PROBLEM TO SOLVE — Output these lines exactly: everything from the start of the records down through the line that contains "data-point: [381, 173, 385, 177]".

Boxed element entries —
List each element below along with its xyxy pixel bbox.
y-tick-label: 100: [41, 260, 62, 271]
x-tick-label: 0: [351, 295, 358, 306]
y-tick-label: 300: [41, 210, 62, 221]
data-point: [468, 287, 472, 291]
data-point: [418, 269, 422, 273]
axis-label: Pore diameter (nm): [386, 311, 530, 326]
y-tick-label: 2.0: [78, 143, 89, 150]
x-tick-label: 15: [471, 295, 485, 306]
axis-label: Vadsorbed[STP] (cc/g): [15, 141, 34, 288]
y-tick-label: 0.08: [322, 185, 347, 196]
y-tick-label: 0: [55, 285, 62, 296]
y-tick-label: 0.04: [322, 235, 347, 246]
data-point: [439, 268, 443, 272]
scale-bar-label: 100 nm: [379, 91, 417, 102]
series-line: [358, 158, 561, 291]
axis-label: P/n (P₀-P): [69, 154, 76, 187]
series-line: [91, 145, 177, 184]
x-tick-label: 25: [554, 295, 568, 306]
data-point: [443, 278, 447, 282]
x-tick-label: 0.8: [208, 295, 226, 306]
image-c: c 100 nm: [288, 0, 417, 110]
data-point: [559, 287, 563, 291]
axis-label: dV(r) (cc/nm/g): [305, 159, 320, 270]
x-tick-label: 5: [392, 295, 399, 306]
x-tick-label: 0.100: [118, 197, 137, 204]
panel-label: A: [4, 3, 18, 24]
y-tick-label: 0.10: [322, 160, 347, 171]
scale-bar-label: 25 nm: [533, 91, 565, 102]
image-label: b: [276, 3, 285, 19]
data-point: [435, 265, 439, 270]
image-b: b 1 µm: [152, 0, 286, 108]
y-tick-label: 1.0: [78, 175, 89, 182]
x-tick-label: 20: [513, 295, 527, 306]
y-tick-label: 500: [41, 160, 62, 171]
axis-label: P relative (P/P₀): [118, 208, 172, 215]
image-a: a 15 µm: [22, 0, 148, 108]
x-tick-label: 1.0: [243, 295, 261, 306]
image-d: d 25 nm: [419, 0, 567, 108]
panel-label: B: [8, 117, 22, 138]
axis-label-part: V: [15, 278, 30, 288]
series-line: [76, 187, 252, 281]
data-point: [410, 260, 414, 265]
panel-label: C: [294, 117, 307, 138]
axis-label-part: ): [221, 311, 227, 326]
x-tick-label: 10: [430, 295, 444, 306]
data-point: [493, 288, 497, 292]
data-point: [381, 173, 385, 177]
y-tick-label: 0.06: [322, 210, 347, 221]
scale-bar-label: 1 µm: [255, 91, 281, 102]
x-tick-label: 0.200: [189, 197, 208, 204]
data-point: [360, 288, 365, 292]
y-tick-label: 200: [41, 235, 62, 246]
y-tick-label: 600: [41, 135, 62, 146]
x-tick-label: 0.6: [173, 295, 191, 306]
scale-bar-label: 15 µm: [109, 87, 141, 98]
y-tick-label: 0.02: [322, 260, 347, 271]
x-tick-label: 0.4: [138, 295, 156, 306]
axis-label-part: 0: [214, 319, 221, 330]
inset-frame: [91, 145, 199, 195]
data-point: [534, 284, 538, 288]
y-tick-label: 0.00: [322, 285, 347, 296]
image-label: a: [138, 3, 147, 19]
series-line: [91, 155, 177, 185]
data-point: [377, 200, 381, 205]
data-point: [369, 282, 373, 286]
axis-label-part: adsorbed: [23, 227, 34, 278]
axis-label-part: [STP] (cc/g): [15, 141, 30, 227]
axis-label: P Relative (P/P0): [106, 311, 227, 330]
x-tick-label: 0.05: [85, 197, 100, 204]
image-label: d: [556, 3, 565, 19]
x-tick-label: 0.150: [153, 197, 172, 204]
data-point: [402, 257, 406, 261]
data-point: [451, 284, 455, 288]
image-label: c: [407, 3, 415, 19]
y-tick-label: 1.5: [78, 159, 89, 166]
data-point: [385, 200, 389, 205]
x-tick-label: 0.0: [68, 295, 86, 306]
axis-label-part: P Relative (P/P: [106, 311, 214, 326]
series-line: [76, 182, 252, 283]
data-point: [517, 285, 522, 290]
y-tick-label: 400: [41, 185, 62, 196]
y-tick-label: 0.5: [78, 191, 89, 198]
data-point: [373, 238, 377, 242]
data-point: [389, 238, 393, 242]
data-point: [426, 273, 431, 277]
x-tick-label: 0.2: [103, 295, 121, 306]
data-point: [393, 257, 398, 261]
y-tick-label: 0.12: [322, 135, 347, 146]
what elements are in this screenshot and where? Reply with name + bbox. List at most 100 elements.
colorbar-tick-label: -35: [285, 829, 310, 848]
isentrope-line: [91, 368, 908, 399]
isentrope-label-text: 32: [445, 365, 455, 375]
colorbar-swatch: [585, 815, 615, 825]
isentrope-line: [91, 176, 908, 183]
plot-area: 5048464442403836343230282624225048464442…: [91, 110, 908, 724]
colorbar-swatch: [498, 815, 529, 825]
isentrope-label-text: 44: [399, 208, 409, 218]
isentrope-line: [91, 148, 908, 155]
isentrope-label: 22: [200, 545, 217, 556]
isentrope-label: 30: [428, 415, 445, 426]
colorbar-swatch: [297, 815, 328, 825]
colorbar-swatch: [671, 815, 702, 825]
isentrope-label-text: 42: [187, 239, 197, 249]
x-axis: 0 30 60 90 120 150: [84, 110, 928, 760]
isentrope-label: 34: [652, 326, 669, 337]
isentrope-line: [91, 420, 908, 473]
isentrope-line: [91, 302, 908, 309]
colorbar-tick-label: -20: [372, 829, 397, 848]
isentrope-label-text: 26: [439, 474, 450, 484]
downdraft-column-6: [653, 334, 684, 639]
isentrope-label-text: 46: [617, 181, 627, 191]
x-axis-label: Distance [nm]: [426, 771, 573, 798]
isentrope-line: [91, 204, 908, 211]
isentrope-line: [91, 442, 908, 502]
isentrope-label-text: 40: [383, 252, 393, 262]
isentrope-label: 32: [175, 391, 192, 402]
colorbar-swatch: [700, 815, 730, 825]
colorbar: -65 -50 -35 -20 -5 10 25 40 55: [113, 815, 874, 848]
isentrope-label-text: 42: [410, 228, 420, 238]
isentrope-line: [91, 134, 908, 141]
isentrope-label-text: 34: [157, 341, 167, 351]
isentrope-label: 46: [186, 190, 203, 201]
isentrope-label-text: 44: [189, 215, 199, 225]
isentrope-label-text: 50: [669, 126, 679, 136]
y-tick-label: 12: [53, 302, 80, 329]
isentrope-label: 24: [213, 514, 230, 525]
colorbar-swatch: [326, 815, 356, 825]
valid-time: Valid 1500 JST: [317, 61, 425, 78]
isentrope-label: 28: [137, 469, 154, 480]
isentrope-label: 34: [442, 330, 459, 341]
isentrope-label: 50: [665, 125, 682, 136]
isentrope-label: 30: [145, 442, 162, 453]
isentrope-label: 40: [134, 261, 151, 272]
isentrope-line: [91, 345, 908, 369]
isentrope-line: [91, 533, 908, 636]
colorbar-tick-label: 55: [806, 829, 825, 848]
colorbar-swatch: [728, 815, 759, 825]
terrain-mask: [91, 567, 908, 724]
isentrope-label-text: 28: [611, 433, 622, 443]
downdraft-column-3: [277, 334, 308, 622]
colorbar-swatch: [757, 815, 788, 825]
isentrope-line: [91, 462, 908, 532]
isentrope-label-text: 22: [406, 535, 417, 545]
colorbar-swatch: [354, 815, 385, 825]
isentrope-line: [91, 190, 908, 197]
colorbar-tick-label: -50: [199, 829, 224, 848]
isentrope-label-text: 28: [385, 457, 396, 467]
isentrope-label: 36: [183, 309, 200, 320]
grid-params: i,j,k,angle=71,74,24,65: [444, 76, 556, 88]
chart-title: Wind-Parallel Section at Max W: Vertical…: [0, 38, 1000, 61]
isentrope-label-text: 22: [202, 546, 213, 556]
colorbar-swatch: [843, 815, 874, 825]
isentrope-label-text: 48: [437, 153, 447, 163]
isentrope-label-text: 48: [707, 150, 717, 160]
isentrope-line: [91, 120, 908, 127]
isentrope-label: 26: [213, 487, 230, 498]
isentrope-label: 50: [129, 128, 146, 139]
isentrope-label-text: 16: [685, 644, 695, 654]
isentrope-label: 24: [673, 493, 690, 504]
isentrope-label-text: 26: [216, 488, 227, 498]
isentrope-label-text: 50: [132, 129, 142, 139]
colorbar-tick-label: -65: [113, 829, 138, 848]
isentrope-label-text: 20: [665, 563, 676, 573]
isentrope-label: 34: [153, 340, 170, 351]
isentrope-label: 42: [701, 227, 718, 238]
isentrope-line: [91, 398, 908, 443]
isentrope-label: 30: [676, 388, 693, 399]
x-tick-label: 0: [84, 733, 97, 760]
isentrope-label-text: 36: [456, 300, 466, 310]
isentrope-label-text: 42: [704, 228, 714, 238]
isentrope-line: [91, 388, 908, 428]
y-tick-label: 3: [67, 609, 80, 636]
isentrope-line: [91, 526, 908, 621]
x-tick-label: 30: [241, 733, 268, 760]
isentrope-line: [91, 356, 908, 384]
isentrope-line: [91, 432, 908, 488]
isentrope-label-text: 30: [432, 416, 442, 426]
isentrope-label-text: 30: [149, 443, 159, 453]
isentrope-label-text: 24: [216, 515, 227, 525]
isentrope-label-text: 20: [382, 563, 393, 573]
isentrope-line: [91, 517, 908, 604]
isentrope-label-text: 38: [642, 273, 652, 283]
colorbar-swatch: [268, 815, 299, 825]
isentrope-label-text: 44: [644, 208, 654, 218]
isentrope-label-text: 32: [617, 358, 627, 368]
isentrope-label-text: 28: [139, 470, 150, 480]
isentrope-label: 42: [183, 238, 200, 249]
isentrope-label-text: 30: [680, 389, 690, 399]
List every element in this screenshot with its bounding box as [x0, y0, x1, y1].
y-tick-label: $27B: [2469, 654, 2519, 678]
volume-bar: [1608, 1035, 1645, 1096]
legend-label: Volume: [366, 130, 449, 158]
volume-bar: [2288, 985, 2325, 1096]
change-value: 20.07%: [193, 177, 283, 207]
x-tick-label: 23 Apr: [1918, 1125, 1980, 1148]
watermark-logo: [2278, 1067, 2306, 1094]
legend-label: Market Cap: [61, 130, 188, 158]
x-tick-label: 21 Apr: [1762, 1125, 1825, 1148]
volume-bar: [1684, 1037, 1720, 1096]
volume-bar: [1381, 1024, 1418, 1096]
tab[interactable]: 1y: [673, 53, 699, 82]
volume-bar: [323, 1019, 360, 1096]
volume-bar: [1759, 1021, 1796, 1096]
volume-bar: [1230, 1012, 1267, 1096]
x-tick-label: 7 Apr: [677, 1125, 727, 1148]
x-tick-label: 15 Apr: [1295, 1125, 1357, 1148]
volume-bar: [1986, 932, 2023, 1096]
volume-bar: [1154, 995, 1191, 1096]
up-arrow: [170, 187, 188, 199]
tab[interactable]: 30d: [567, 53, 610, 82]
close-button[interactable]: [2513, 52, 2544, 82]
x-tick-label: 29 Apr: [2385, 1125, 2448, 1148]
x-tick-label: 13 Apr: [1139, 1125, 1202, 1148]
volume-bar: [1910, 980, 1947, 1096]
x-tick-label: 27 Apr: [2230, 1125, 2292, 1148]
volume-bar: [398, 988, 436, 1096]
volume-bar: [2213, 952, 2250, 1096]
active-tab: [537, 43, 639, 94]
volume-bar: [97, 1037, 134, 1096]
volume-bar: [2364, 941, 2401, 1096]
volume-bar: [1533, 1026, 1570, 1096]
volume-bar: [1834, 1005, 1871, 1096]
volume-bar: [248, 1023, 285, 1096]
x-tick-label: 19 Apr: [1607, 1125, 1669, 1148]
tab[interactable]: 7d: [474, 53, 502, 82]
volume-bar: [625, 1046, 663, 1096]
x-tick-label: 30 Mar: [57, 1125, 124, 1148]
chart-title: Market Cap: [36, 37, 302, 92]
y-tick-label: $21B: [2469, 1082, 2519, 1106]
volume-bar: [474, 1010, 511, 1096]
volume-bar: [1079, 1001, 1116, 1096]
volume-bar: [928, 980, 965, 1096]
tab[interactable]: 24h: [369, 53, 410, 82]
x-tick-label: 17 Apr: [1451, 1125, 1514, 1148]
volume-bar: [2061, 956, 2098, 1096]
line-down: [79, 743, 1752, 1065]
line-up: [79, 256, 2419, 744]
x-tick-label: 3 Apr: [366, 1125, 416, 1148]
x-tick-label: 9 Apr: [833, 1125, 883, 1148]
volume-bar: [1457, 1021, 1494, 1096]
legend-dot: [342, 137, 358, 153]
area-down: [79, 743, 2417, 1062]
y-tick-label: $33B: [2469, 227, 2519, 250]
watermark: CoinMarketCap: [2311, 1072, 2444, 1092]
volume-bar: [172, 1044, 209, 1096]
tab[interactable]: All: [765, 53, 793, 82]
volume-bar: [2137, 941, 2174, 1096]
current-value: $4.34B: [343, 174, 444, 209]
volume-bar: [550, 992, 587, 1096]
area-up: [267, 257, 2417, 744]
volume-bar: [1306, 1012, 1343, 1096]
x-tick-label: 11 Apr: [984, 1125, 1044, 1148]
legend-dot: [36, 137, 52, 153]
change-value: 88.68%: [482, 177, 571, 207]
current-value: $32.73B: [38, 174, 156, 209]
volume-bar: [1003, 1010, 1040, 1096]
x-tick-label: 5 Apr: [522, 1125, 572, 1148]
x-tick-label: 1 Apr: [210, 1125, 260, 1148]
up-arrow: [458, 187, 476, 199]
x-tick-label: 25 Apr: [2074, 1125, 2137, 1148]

THE RESULT —
List each element below along with its xyxy pixel bbox.
y-tick-label: 100: [41, 260, 62, 271]
x-tick-label: 0: [351, 295, 358, 306]
y-tick-label: 300: [41, 210, 62, 221]
data-point: [468, 287, 472, 291]
data-point: [418, 269, 422, 273]
axis-label: Pore diameter (nm): [386, 311, 530, 326]
y-tick-label: 2.0: [78, 143, 89, 150]
x-tick-label: 15: [471, 295, 485, 306]
axis-label: Vadsorbed[STP] (cc/g): [15, 141, 34, 288]
y-tick-label: 0.08: [322, 185, 347, 196]
y-tick-label: 0: [55, 285, 62, 296]
y-tick-label: 0.04: [322, 235, 347, 246]
data-point: [439, 268, 443, 272]
scale-bar-label: 100 nm: [379, 91, 417, 102]
series-line: [358, 158, 561, 291]
axis-label: P/n (P₀-P): [69, 154, 76, 187]
series-line: [91, 145, 177, 184]
x-tick-label: 25: [554, 295, 568, 306]
data-point: [443, 278, 447, 282]
x-tick-label: 0.8: [208, 295, 226, 306]
image-c: c 100 nm: [288, 0, 417, 110]
data-point: [559, 287, 563, 291]
axis-label: dV(r) (cc/nm/g): [305, 159, 320, 270]
x-tick-label: 5: [392, 295, 399, 306]
x-tick-label: 0.100: [118, 197, 137, 204]
panel-label: A: [4, 3, 18, 24]
y-tick-label: 0.10: [322, 160, 347, 171]
scale-bar-label: 25 nm: [533, 91, 565, 102]
image-label: b: [276, 3, 285, 19]
data-point: [435, 265, 439, 270]
image-b: b 1 µm: [152, 0, 286, 108]
y-tick-label: 1.0: [78, 175, 89, 182]
x-tick-label: 20: [513, 295, 527, 306]
y-tick-label: 500: [41, 160, 62, 171]
axis-label: P relative (P/P₀): [118, 208, 172, 215]
image-a: a 15 µm: [22, 0, 148, 108]
x-tick-label: 1.0: [243, 295, 261, 306]
image-d: d 25 nm: [419, 0, 567, 108]
panel-label: B: [8, 117, 22, 138]
axis-label-part: V: [15, 278, 30, 288]
series-line: [76, 187, 252, 281]
data-point: [410, 260, 414, 265]
panel-label: C: [294, 117, 307, 138]
axis-label-part: ): [221, 311, 227, 326]
x-tick-label: 10: [430, 295, 444, 306]
data-point: [493, 288, 497, 292]
data-point: [381, 173, 385, 177]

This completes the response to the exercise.